→ **The task**
Copy every line of the entries below character for character, but omit the picture lines.

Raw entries
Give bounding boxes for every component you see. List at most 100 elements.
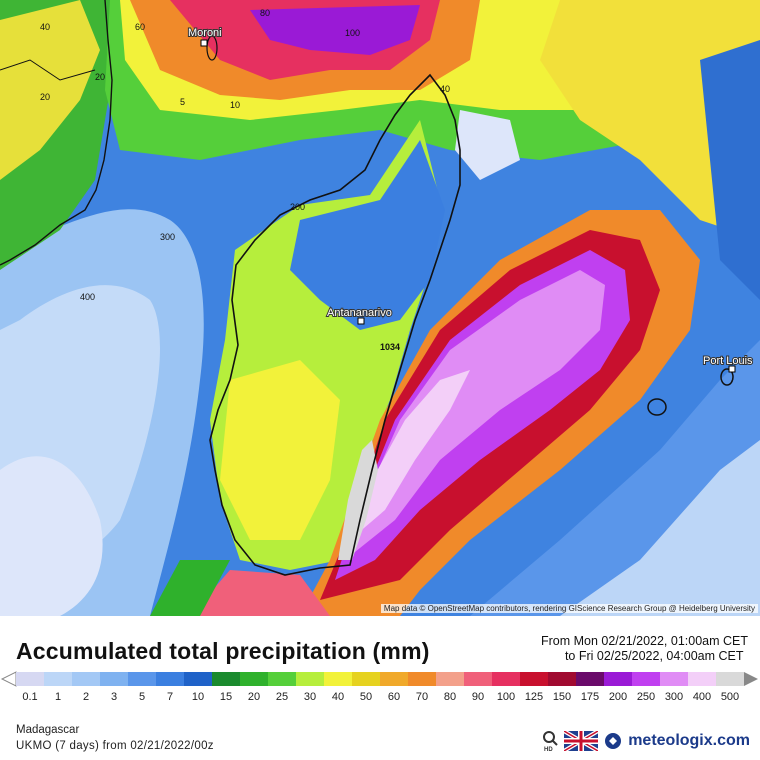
legend-swatch [716, 672, 745, 686]
legend-swatch [72, 672, 101, 686]
city-label: Moroni [188, 27, 222, 39]
legend-swatch [408, 672, 437, 686]
heavy-band-grey [338, 440, 378, 560]
contour-label: 60 [135, 22, 145, 32]
hd-zoom-icon[interactable]: HD [542, 730, 558, 752]
mozambique-yellow [0, 0, 100, 180]
city-marker [728, 365, 736, 373]
legend-swatch [380, 672, 409, 686]
uk-flag-icon[interactable] [564, 731, 599, 751]
legend-tick-label: 60 [388, 691, 400, 703]
inland-border [0, 59, 96, 81]
color-legend: 0.1 1 2 3 5 7 10 15 20 25 30 40 50 60 70 80 90 100 125 150 1… [0, 668, 760, 708]
legend-tick-label: 0.1 [22, 691, 37, 703]
legend-tick-label: 90 [472, 691, 484, 703]
legend-swatch [464, 672, 493, 686]
north-band-purple [250, 5, 420, 55]
legend-tick-label: 20 [248, 691, 260, 703]
legend-swatch [688, 672, 717, 686]
legend-tick-label: 125 [525, 691, 543, 703]
southeast-pale [560, 440, 760, 616]
legend-tick-label: 30 [304, 691, 316, 703]
legend-swatch [296, 672, 325, 686]
legend-swatch [156, 672, 185, 686]
legend-swatch [576, 672, 605, 686]
contour-label: 200 [290, 202, 305, 212]
legend-swatch [324, 672, 353, 686]
contour-label: 10 [230, 100, 240, 110]
legend-tick-label: 1 [55, 691, 61, 703]
madagascar-coastline [209, 73, 461, 576]
legend-swatch [548, 672, 577, 686]
legend-swatch [128, 672, 157, 686]
model-label: UKMO (7 days) from 02/21/2022/00z [16, 740, 214, 752]
contour-label: 80 [260, 8, 270, 18]
contour-labels: 40 60 80 100 20 5 10 40 20 200 300 400 1034 [40, 8, 450, 352]
legend-swatch [16, 672, 45, 686]
mauritius-island [720, 368, 734, 386]
city-label: Antananarivo [327, 307, 392, 319]
contour-label: 40 [40, 22, 50, 32]
period-to: to Fri 02/25/2022, 04:00am CET [564, 649, 744, 663]
legend-tick-label: 15 [220, 691, 232, 703]
legend-tick-label: 200 [609, 691, 627, 703]
precipitation-map[interactable]: 40 60 80 100 20 5 10 40 20 200 300 400 1034 Moroni A… [0, 0, 760, 616]
legend-tick-label: 7 [167, 691, 173, 703]
legend-tick-label: 10 [192, 691, 204, 703]
northeast-blue [700, 40, 760, 300]
madagascar-blue-center [290, 140, 445, 330]
period-from: From Mon 02/21/2022, 01:00am CET [540, 634, 748, 648]
legend-tick-label: 70 [416, 691, 428, 703]
legend-swatch [436, 672, 465, 686]
legend-tick-label: 80 [444, 691, 456, 703]
legend-swatch [44, 672, 73, 686]
legend-tick-label: 300 [665, 691, 683, 703]
contour-label: 20 [40, 92, 50, 102]
legend-swatch [492, 672, 521, 686]
contour-label: 300 [160, 232, 175, 242]
legend-tick-label: 50 [360, 691, 372, 703]
legend-tick-label: 150 [553, 691, 571, 703]
page-title: Accumulated total precipitation (mm) [16, 638, 430, 664]
city-port-louis[interactable]: Port Louis [702, 354, 754, 373]
heavy-band-pink [345, 270, 605, 560]
comoros-island [206, 35, 218, 61]
legend-arrow-right [744, 672, 758, 686]
legend-tick-label: 25 [276, 691, 288, 703]
legend-swatch [212, 672, 241, 686]
city-label: Port Louis [703, 355, 753, 367]
contour-label: 1034 [380, 342, 400, 352]
time-period: From Mon 02/21/2022, 01:00am CET to Fri … [541, 634, 748, 664]
legend-tick-label: 400 [693, 691, 711, 703]
contour-label: 400 [80, 292, 95, 302]
legend-tick-label: 175 [581, 691, 599, 703]
legend-tick-label: 3 [111, 691, 117, 703]
legend-swatch [632, 672, 661, 686]
contour-label: 40 [440, 84, 450, 94]
city-moroni[interactable]: Moroni [187, 26, 223, 47]
legend-swatch [660, 672, 689, 686]
south-green-fringe [150, 560, 230, 616]
heavy-band-pale [350, 370, 470, 540]
city-marker [200, 39, 208, 47]
contour-label: 5 [180, 97, 185, 107]
region-label: Madagascar [16, 724, 80, 736]
south-orange-fringe [190, 570, 330, 616]
brand-area: HD meteologix.com [542, 730, 750, 752]
svg-text:HD: HD [544, 747, 553, 752]
legend-swatch [240, 672, 269, 686]
map-attribution: Map data © OpenStreetMap contributors, r… [380, 604, 758, 613]
ne-madagascar-pale [455, 110, 520, 180]
brand-name[interactable]: meteologix.com [628, 732, 750, 749]
mozambique-coastline [0, 0, 113, 266]
city-marker [357, 317, 365, 325]
legend-arrow-left [0, 671, 17, 687]
southwest-pale [0, 456, 103, 616]
meteologix-logo-icon [605, 733, 622, 749]
legend-swatch [184, 672, 213, 686]
city-antananarivo[interactable]: Antananarivo [326, 306, 393, 325]
legend-tick-label: 40 [332, 691, 344, 703]
legend-tick-label: 5 [139, 691, 145, 703]
contour-label: 100 [345, 28, 360, 38]
madagascar-yellow-south [220, 360, 340, 540]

→ **Task result**
Give bounding boxes for every component you see. List at most 100 elements.
legend-swatch [716, 672, 745, 686]
legend-swatch [72, 672, 101, 686]
city-label: Moroni [188, 27, 222, 39]
legend-swatch [408, 672, 437, 686]
heavy-band-grey [338, 440, 378, 560]
contour-label: 60 [135, 22, 145, 32]
hd-zoom-icon[interactable]: HD [542, 730, 558, 752]
mozambique-yellow [0, 0, 100, 180]
city-marker [728, 365, 736, 373]
legend-swatch [380, 672, 409, 686]
uk-flag-icon[interactable] [564, 731, 599, 751]
legend-tick-label: 60 [388, 691, 400, 703]
inland-border [0, 59, 96, 81]
color-legend: 0.1 1 2 3 5 7 10 15 20 25 30 40 50 60 70 80 90 100 125 150 1… [0, 668, 760, 708]
legend-tick-label: 0.1 [22, 691, 37, 703]
legend-tick-label: 90 [472, 691, 484, 703]
legend-swatch [464, 672, 493, 686]
north-band-purple [250, 5, 420, 55]
legend-tick-label: 20 [248, 691, 260, 703]
legend-swatch [688, 672, 717, 686]
legend-tick-label: 125 [525, 691, 543, 703]
southeast-pale [560, 440, 760, 616]
legend-tick-label: 30 [304, 691, 316, 703]
legend-swatch [296, 672, 325, 686]
legend-swatch [156, 672, 185, 686]
legend-swatch [576, 672, 605, 686]
contour-label: 200 [290, 202, 305, 212]
legend-swatch [324, 672, 353, 686]
contour-label: 10 [230, 100, 240, 110]
legend-tick-label: 1 [55, 691, 61, 703]
madagascar-coastline [209, 73, 461, 576]
legend-swatch [548, 672, 577, 686]
legend-swatch [128, 672, 157, 686]
model-label: UKMO (7 days) from 02/21/2022/00z [16, 740, 214, 752]
contour-label: 80 [260, 8, 270, 18]
contour-labels: 40 60 80 100 20 5 10 40 20 200 300 400 1034 [40, 8, 450, 352]
legend-swatch [16, 672, 45, 686]
mauritius-island [720, 368, 734, 386]
city-label: Antananarivo [327, 307, 392, 319]
contour-label: 40 [40, 22, 50, 32]
period-to: to Fri 02/25/2022, 04:00am CET [564, 649, 744, 663]
legend-tick-label: 15 [220, 691, 232, 703]
legend-tick-label: 200 [609, 691, 627, 703]
precipitation-map[interactable]: 40 60 80 100 20 5 10 40 20 200 300 400 1034 Moroni A… [0, 0, 760, 616]
legend-tick-label: 7 [167, 691, 173, 703]
legend-tick-label: 10 [192, 691, 204, 703]
northeast-blue [700, 40, 760, 300]
madagascar-blue-center [290, 140, 445, 330]
period-from: From Mon 02/21/2022, 01:00am CET [540, 634, 748, 648]
legend-tick-label: 70 [416, 691, 428, 703]
legend-swatch [436, 672, 465, 686]
legend-tick-label: 80 [444, 691, 456, 703]
legend-swatch [44, 672, 73, 686]
legend-tick-label: 300 [665, 691, 683, 703]
contour-label: 20 [40, 92, 50, 102]
legend-swatch [492, 672, 521, 686]
contour-label: 300 [160, 232, 175, 242]
legend-tick-label: 50 [360, 691, 372, 703]
legend-tick-label: 150 [553, 691, 571, 703]
page-title: Accumulated total precipitation (mm) [16, 638, 430, 664]
city-port-louis[interactable]: Port Louis [702, 354, 754, 373]
heavy-band-pink [345, 270, 605, 560]
comoros-island [206, 35, 218, 61]
legend-arrow-right [744, 672, 758, 686]
legend-tick-label: 25 [276, 691, 288, 703]
legend-swatch [212, 672, 241, 686]
city-label: Port Louis [703, 355, 753, 367]
contour-label: 1034 [380, 342, 400, 352]
time-period: From Mon 02/21/2022, 01:00am CET to Fri … [541, 634, 748, 664]
legend-tick-label: 400 [693, 691, 711, 703]
contour-label: 400 [80, 292, 95, 302]
legend-tick-label: 175 [581, 691, 599, 703]
legend-tick-label: 3 [111, 691, 117, 703]
legend-swatch [632, 672, 661, 686]
contour-label: 40 [440, 84, 450, 94]
city-moroni[interactable]: Moroni [187, 26, 223, 47]
legend-swatch [660, 672, 689, 686]
south-green-fringe [150, 560, 230, 616]
heavy-band-pale [350, 370, 470, 540]
city-marker [200, 39, 208, 47]
contour-label: 5 [180, 97, 185, 107]
region-label: Madagascar [16, 724, 80, 736]
south-orange-fringe [190, 570, 330, 616]
brand-area: HD meteologix.com [542, 730, 750, 752]
svg-text:HD: HD [544, 747, 553, 752]
legend-swatch [240, 672, 269, 686]
map-attribution: Map data © OpenStreetMap contributors, r… [380, 604, 758, 613]
ne-madagascar-pale [455, 110, 520, 180]
brand-name[interactable]: meteologix.com [628, 732, 750, 749]
mozambique-coastline [0, 0, 113, 266]
city-marker [357, 317, 365, 325]
legend-arrow-left [0, 671, 17, 687]
southwest-pale [0, 456, 103, 616]
meteologix-logo-icon [605, 733, 622, 749]
legend-swatch [184, 672, 213, 686]
city-antananarivo[interactable]: Antananarivo [326, 306, 393, 325]
legend-tick-label: 40 [332, 691, 344, 703]
legend-tick-label: 5 [139, 691, 145, 703]
contour-label: 100 [345, 28, 360, 38]
madagascar-yellow-south [220, 360, 340, 540]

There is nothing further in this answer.